- [COMPLETE THE FOLLOWING]:
**1)** Set down verbatim the part of the Berlinale report that opens with the words containing "After a few" and closes with "legend Buddy Guy.".
**2)** Summarize the Berlinale report in two sentences.
##### DOCUMENT TEXT
A man walks past a Berlinale logo in Berlin
© AFP John MacDougall
BERLIN (AFP) - The band and the veteran director are due in the German capital, kicking off an 11-day festival featuring new pictures by filmmakers including Britain's Mike Leigh, Johnnie To of Hong Kong and US director Paul Thomas Anderson.
Twenty-one films will vie for the Berlinale's coveted Golden Bear top prize, to be awarded by an all-star jury led by Greek-French director Costa-Gavras at a gala ceremony February 16 before the festival wraps up the next day.
After a few uneven years in the competition, critics expect a tight race with several hotly anticipated premieres from around the world.
The glamour quotient will be high too with A-list talent including Madonna, Scarlett Johansson, Penelope Cruz, Daniel Day-Lewis, Natalie Portman and Bollywood heartthrob Shah Rukh Khan expected.
Julia Roberts, starring in the family tragedy "Fireflies in the Garden", was also on the guest list but had not yet confirmed her attendance on the eve of the fair.
US actor Robert De Niro and his wife Grace Hightower
© AFP John MacDougall
From the opening film, the 58th Berlinale will focus on music in cinema.
The Scorsese picture, "Shine A Light", features outtakes from two Rolling Stones' shows at New York's Beacon Theater in 2006 and guest appearances by Jack White of the White Stripes, pop princess Christina Aguilera and blues legend Buddy Guy.
##########
##### EXCERPTED RECORDS
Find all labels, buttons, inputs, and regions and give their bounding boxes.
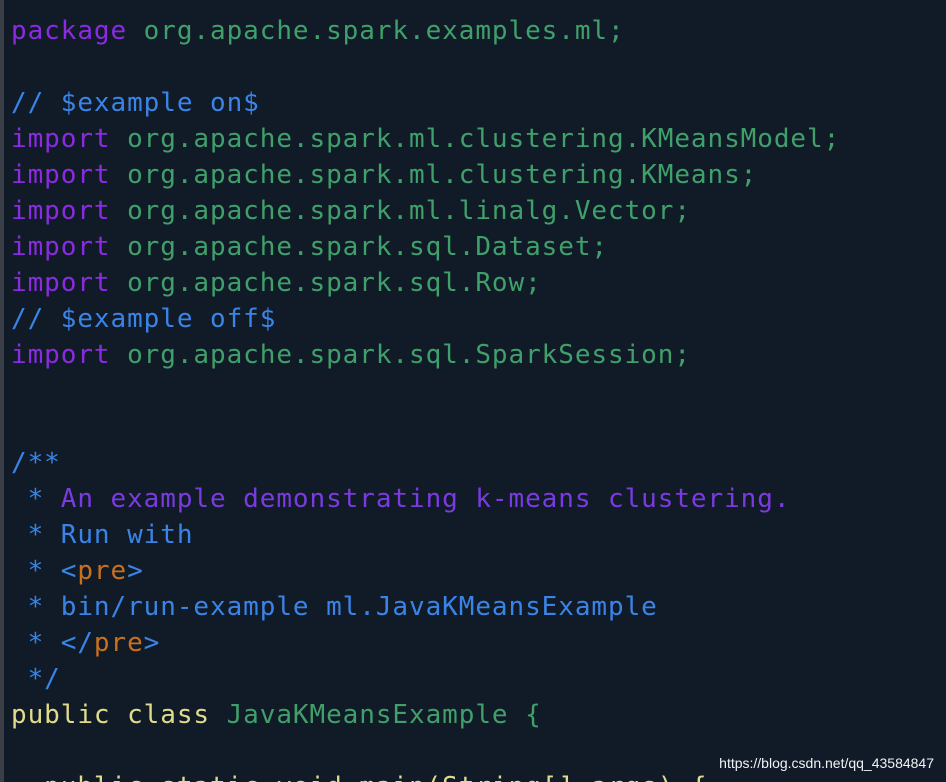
code-token: org.apache.spark.ml.clustering.KMeans; (110, 160, 758, 190)
code-editor[interactable]: package org.apache.spark.examples.ml; //… (0, 0, 946, 782)
code-token: import (11, 124, 111, 154)
code-line: package org.apache.spark.examples.ml; (11, 13, 840, 49)
code-line: // $example off$ (11, 301, 840, 337)
code-line: import org.apache.spark.sql.Row; (11, 265, 840, 301)
code-token: package (11, 16, 128, 46)
code-token: // $example off$ (11, 304, 277, 334)
code-content[interactable]: package org.apache.spark.examples.ml; //… (11, 13, 840, 782)
code-token: * Run with (11, 520, 194, 550)
code-token: > (127, 556, 144, 586)
code-token: import (11, 340, 111, 370)
code-token: JavaKMeansExample { (210, 700, 542, 730)
code-token: import (11, 232, 111, 262)
code-token: * bin/run-example ml.JavaKMeansExample (11, 592, 658, 622)
code-token: pre (93, 628, 144, 658)
code-line: * Run with (11, 517, 840, 553)
code-token: org.apache.spark.ml.clustering.KMeansMod… (110, 124, 841, 154)
code-line: * An example demonstrating k-means clust… (11, 481, 840, 517)
code-line: import org.apache.spark.sql.Dataset; (11, 229, 840, 265)
code-token: public (11, 700, 111, 730)
code-line: * bin/run-example ml.JavaKMeansExample (11, 589, 840, 625)
code-token: org.apache.spark.sql.Dataset; (110, 232, 608, 262)
code-line: import org.apache.spark.sql.SparkSession… (11, 337, 840, 373)
code-token: * </ (11, 628, 94, 658)
code-token: org.apache.spark.ml.linalg.Vector; (110, 196, 691, 226)
code-line: public class JavaKMeansExample { (11, 697, 840, 733)
code-token: /** (11, 448, 61, 478)
code-line: import org.apache.spark.ml.clustering.KM… (11, 121, 840, 157)
code-token: pre (77, 556, 128, 586)
code-token: public static void main(String[] args) { (11, 772, 708, 782)
code-line: public static void main(String[] args) { (11, 769, 840, 782)
code-token: org.apache.spark.examples.ml; (127, 16, 625, 46)
code-token: import (11, 160, 111, 190)
code-token: An example demonstrating k-means cluster… (60, 484, 791, 514)
code-token: org.apache.spark.sql.Row; (110, 268, 542, 298)
code-line: // $example on$ (11, 85, 840, 121)
code-line: import org.apache.spark.ml.clustering.KM… (11, 157, 840, 193)
code-line: */ (11, 661, 840, 697)
editor-left-border (0, 0, 4, 782)
watermark: https://blog.csdn.net/qq_43584847 (717, 754, 936, 772)
code-token: */ (11, 664, 61, 694)
code-line: /** (11, 445, 840, 481)
code-line: * </pre> (11, 625, 840, 661)
code-token: > (143, 628, 161, 658)
code-token: import (11, 196, 111, 226)
code-token: org.apache.spark.sql.SparkSession; (110, 340, 691, 370)
code-token: class (127, 700, 211, 730)
code-line: * <pre> (11, 553, 840, 589)
code-token: import (11, 268, 111, 298)
code-token: * < (11, 556, 78, 586)
code-token: // $example on$ (11, 88, 260, 118)
code-token: * (11, 484, 61, 514)
code-line: import org.apache.spark.ml.linalg.Vector… (11, 193, 840, 229)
##########
- [EXERCISE ANSWERS]:
**1)**
After a few uneven years in the competition, critics expect a tight race with several hotly anticipated premieres from around the world.
The glamour quotient will be high too with A-list talent including Madonna, Scarlett Johansson, Penelope Cruz, Daniel Day-Lewis, Natalie Portman and Bollywood heartthrob Shah Rukh Khan expected.
Julia Roberts, starring in the family tragedy "Fireflies in the Garden", was also on the guest list but had not yet confirmed her attendance on the eve of the fair.
US actor Robert De Niro and his wife Grace Hightower
© AFP John MacDougall
From the opening film, the 58th Berlinale will focus on music in cinema.
The Scorsese picture, "Shine A Light", features outtakes from two Rolling Stones' shows at New York's Beacon Theater in 2006 and guest appearances by Jack White of the White Stripes, pop princess Christina Aguilera and blues legend Buddy Guy.

**2)** The 58th Berlinale opens in Berlin as an 11-day festival in which twenty-one films compete for the Golden Bear, to be awarded on February 16 by a jury led by Costa-Gavras. Critics expect a tight race, stars including Madonna and Scarlett Johansson are expected to attend, and the festival will focus on music in cinema, beginning with the Scorsese picture "Shine A Light," which features outtakes from two Rolling Stones shows.